Lift out all lines below that contain "Identification".

━━━━━━━━━━━━━━━━

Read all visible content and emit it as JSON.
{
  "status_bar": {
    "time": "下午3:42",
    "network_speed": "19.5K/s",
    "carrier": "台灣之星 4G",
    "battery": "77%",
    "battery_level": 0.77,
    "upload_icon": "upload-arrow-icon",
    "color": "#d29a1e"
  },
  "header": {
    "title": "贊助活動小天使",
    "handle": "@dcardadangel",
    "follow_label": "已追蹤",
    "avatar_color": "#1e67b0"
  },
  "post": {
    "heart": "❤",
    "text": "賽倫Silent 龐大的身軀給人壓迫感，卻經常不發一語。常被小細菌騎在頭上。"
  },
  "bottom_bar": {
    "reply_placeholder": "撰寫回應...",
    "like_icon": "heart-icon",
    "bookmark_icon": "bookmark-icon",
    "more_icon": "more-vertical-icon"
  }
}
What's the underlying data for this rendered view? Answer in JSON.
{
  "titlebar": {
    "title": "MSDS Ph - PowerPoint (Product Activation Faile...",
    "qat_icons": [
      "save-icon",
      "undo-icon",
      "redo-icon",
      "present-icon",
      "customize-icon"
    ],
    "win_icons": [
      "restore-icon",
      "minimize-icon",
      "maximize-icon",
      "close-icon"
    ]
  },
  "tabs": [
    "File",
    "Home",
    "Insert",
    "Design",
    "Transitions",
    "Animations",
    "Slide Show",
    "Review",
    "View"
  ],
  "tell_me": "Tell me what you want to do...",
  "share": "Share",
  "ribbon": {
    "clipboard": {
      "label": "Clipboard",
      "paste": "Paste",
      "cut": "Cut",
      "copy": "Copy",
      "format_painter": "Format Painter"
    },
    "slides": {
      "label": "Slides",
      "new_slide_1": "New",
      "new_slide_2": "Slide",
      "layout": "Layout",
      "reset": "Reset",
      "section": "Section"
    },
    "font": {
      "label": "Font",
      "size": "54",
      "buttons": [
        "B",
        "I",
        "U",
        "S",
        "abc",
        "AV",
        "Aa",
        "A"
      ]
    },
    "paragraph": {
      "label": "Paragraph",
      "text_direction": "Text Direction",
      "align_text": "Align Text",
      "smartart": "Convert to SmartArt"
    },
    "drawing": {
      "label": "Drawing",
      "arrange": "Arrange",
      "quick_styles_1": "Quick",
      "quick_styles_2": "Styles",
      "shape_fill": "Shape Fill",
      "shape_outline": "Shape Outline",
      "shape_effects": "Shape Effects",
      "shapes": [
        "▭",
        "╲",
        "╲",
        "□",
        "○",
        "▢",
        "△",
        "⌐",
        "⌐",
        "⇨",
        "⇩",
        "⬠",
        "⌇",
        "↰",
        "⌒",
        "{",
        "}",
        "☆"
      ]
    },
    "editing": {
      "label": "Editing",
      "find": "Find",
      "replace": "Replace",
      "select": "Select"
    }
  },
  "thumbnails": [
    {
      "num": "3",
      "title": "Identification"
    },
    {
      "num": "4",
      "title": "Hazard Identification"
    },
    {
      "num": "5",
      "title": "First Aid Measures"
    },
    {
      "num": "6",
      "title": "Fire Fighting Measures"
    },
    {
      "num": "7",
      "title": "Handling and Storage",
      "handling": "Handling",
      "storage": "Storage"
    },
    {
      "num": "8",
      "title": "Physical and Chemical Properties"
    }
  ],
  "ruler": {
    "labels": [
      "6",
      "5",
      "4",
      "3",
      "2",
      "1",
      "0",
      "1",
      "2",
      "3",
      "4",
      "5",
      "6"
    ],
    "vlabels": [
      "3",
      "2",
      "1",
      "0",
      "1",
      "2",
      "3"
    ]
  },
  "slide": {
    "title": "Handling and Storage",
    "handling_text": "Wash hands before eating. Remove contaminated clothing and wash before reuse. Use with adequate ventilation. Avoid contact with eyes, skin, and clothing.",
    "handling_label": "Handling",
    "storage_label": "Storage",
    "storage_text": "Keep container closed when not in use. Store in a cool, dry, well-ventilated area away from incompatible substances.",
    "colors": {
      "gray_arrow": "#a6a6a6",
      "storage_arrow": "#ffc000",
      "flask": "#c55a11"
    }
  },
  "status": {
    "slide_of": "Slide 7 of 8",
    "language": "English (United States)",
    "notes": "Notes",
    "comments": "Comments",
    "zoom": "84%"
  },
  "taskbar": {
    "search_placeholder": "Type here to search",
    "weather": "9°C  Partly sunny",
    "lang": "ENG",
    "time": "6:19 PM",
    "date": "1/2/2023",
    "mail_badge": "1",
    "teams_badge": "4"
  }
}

━━━━━━━━━━━━━━━━

** Result of the task **
      "title": "Identification"
      "title": "Hazard Identification"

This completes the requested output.